Given request >> Every line below that holds the string "label" should be copied out.

* start *

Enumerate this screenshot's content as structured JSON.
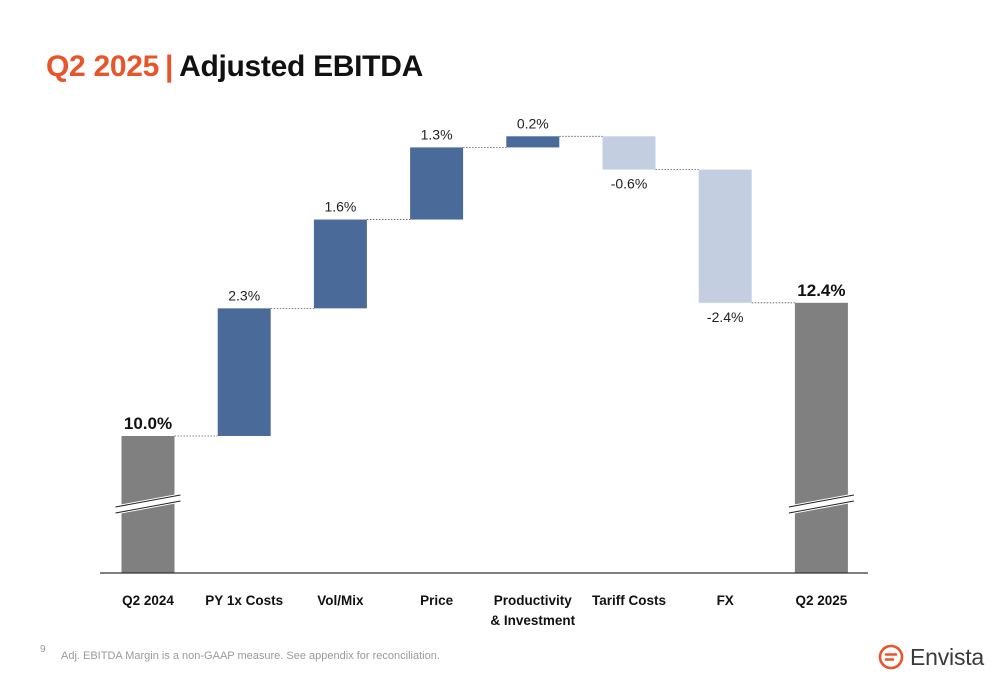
{
  "title": {
    "accent": "Q2 2025",
    "separator": "|",
    "main": "Adjusted EBITDA"
  },
  "footer": {
    "page_number": "9",
    "note": "Adj. EBITDA Margin is a non-GAAP measure.  See appendix for reconciliation."
  },
  "logo": {
    "text": "Envista"
  },
  "colors": {
    "total": "#808080",
    "increase": "#4a6a9a",
    "decrease": "#c3cfe0",
    "connector": "#555555",
    "accent": "#e8552b"
  },
  "chart_data": {
    "type": "waterfall",
    "title": "",
    "start": {
      "category": "Q2 2024",
      "value": 10.0,
      "label": "10.0%"
    },
    "steps": [
      {
        "category": "PY 1x Costs",
        "value": 2.3,
        "label": "2.3%"
      },
      {
        "category": "Vol/Mix",
        "value": 1.6,
        "label": "1.6%"
      },
      {
        "category": "Price",
        "value": 1.3,
        "label": "1.3%"
      },
      {
        "category": [
          "Productivity",
          "& Investment"
        ],
        "value": 0.2,
        "label": "0.2%"
      },
      {
        "category": "Tariff Costs",
        "value": -0.6,
        "label": "-0.6%"
      },
      {
        "category": "FX",
        "value": -2.4,
        "label": "-2.4%"
      }
    ],
    "end": {
      "category": "Q2 2025",
      "value": 12.4,
      "label": "12.4%"
    },
    "axis_break": true,
    "y_axis_visible": false,
    "grid": false
  }
}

* end *

Full answer >>
      "label": "10.0%"
        "label": "2.3%"
        "label": "1.6%"
        "label": "1.3%"
        "label": "0.2%"
        "label": "-0.6%"
        "label": "-2.4%"
      "label": "12.4%"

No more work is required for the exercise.